* _Written task_:
From the entries below, pull out each line where "background" appears.

[Start of Dataset excerpts]

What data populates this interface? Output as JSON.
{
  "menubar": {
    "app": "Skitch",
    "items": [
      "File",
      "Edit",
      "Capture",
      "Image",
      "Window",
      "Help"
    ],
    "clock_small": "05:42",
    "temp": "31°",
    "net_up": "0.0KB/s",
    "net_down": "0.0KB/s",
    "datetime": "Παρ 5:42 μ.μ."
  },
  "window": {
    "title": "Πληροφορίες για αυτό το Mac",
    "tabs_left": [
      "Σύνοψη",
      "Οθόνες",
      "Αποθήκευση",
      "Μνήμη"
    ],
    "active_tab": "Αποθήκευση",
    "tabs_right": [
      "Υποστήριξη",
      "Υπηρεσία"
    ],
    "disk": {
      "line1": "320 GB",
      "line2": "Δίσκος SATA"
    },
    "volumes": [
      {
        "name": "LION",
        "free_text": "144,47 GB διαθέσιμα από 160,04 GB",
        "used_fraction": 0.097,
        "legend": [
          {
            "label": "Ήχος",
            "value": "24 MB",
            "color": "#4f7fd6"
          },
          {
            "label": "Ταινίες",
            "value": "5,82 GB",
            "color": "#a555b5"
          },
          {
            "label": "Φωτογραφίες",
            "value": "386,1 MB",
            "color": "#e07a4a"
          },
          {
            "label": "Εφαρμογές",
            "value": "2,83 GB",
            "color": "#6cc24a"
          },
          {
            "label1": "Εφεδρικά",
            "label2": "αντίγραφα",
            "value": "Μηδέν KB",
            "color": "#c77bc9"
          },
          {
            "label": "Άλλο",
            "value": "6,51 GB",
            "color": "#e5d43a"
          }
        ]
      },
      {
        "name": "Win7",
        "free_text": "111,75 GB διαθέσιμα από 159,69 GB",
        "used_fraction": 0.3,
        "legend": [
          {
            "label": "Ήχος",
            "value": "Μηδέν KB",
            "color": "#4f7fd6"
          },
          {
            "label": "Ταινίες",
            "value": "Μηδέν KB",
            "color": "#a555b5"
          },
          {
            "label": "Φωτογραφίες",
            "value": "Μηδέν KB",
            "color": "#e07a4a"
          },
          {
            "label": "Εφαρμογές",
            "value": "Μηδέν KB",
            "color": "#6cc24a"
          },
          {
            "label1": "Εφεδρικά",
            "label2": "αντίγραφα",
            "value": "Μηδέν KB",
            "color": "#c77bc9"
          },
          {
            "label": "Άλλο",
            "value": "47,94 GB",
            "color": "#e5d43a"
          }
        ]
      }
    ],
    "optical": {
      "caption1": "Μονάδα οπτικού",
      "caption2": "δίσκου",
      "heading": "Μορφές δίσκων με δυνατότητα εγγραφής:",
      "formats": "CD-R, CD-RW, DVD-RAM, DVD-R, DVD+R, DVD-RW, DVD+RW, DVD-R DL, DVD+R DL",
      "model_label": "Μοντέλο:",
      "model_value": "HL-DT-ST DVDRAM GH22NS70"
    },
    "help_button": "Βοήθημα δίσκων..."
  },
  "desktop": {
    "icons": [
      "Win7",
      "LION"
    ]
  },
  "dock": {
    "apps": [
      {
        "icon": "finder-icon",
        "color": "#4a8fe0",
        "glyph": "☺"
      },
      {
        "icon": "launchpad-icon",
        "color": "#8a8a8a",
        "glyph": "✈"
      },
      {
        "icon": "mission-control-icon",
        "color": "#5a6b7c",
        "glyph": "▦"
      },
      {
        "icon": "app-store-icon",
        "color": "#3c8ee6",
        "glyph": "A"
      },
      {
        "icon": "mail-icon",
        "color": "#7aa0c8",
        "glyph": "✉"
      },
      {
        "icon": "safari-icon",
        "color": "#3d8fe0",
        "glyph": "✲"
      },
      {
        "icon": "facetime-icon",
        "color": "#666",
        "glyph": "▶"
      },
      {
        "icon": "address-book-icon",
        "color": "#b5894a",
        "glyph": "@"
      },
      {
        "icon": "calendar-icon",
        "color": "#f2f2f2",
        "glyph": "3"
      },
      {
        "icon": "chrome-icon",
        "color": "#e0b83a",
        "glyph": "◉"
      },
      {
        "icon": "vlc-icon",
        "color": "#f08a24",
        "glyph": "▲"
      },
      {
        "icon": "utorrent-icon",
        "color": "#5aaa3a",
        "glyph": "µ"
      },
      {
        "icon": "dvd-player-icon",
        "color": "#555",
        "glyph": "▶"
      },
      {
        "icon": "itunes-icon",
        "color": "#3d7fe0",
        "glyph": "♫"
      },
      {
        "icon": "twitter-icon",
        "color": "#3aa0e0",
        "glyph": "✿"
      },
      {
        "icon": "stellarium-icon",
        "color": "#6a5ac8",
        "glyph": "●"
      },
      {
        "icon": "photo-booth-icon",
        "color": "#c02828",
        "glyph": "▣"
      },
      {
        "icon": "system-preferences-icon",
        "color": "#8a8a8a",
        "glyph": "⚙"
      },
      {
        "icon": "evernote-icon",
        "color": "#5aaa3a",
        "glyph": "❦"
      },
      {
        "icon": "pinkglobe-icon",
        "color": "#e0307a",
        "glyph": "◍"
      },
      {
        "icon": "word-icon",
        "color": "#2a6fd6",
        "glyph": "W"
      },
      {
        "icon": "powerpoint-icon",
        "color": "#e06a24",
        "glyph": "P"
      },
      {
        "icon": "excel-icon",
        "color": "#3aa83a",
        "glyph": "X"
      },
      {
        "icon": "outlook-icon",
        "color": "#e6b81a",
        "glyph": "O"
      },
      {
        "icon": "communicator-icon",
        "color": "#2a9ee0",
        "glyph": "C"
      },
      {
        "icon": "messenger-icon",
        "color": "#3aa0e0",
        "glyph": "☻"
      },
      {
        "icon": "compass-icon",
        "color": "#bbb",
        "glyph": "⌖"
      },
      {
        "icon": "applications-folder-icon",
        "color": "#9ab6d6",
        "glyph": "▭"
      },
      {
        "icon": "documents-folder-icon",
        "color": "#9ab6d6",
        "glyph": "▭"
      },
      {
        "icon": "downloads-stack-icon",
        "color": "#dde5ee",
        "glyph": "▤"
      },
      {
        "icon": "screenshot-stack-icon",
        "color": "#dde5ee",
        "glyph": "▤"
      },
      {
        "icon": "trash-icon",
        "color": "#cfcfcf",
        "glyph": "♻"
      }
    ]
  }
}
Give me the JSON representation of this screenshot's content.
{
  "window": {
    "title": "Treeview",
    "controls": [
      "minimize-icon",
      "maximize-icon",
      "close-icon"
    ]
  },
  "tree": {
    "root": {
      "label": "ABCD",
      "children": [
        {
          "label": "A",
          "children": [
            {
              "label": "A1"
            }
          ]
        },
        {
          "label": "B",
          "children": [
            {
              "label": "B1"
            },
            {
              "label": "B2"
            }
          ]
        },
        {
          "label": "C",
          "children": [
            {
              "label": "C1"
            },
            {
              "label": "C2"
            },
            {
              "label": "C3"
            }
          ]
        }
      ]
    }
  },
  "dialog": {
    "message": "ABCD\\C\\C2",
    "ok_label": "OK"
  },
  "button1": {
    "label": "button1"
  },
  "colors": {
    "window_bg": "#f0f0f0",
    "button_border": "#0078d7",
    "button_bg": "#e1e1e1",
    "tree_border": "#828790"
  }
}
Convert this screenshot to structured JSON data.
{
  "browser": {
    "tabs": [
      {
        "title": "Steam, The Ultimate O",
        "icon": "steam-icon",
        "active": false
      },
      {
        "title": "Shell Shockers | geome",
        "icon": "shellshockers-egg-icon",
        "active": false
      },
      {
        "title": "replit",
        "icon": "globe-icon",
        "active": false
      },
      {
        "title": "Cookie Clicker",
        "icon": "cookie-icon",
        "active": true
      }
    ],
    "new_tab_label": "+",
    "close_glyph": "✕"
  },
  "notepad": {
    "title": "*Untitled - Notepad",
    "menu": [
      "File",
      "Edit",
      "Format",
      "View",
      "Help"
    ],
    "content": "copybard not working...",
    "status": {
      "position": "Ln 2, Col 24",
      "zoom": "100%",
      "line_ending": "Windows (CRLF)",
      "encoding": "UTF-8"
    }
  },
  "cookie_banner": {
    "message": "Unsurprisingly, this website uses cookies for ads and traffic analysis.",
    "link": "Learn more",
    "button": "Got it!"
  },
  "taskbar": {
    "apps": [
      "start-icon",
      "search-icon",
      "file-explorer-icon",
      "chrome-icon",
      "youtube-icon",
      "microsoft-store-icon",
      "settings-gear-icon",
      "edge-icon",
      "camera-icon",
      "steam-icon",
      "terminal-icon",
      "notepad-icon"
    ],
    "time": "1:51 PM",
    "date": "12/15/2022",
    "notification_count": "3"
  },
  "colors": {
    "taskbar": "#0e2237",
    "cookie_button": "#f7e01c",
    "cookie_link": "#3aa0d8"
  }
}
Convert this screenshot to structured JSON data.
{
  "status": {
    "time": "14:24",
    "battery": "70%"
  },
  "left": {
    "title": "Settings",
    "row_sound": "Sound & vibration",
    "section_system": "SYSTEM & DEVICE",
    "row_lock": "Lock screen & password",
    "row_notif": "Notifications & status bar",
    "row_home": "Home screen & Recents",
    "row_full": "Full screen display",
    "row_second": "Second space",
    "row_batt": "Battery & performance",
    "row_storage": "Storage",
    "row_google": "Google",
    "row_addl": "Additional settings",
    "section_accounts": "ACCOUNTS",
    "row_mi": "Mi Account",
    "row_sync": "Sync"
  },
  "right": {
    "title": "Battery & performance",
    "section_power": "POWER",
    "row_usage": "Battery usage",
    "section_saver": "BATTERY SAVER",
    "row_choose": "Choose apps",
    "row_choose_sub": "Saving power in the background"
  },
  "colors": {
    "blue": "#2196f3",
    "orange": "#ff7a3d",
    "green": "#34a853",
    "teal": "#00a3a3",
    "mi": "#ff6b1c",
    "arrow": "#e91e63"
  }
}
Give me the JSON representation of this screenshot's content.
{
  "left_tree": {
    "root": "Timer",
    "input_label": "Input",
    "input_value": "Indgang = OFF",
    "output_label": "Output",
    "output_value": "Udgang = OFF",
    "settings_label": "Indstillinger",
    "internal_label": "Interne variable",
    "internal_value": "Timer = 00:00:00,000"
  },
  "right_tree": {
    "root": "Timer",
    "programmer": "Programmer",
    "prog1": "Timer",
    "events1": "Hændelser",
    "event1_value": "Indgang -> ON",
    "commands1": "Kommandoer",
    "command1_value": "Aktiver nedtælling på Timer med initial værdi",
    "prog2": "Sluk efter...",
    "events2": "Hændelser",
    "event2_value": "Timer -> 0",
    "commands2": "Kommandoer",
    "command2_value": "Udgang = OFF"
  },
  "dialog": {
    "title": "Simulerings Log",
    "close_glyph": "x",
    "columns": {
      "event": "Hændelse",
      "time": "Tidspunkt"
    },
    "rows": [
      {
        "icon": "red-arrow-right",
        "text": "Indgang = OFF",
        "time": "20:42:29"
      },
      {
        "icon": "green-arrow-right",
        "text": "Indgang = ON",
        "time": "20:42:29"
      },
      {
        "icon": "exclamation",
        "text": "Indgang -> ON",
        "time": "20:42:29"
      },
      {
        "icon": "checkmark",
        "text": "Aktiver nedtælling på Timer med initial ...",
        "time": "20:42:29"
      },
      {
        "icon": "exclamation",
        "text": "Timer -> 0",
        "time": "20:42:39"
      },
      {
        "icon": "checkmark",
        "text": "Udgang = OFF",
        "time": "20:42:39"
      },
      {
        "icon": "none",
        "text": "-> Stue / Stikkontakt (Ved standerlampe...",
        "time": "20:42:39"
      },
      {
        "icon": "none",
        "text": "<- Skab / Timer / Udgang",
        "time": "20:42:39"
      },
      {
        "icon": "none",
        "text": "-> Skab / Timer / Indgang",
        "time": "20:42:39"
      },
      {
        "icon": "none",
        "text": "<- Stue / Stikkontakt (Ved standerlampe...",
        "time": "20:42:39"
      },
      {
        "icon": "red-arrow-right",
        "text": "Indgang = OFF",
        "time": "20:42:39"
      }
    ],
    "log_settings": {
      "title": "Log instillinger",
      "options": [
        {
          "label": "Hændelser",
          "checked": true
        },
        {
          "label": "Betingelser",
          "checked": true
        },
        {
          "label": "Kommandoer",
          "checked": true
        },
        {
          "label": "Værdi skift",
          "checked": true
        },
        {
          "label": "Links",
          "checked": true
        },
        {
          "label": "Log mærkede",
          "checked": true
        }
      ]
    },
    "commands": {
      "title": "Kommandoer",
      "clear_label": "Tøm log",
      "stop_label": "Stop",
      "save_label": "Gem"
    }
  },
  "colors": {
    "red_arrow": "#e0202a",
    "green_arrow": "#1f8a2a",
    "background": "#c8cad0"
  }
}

[End of Dataset excerpts]

* _Answer to the exercise_:
    "row_choose_sub": "Saving power in the background"
    "background": "#c8cad0"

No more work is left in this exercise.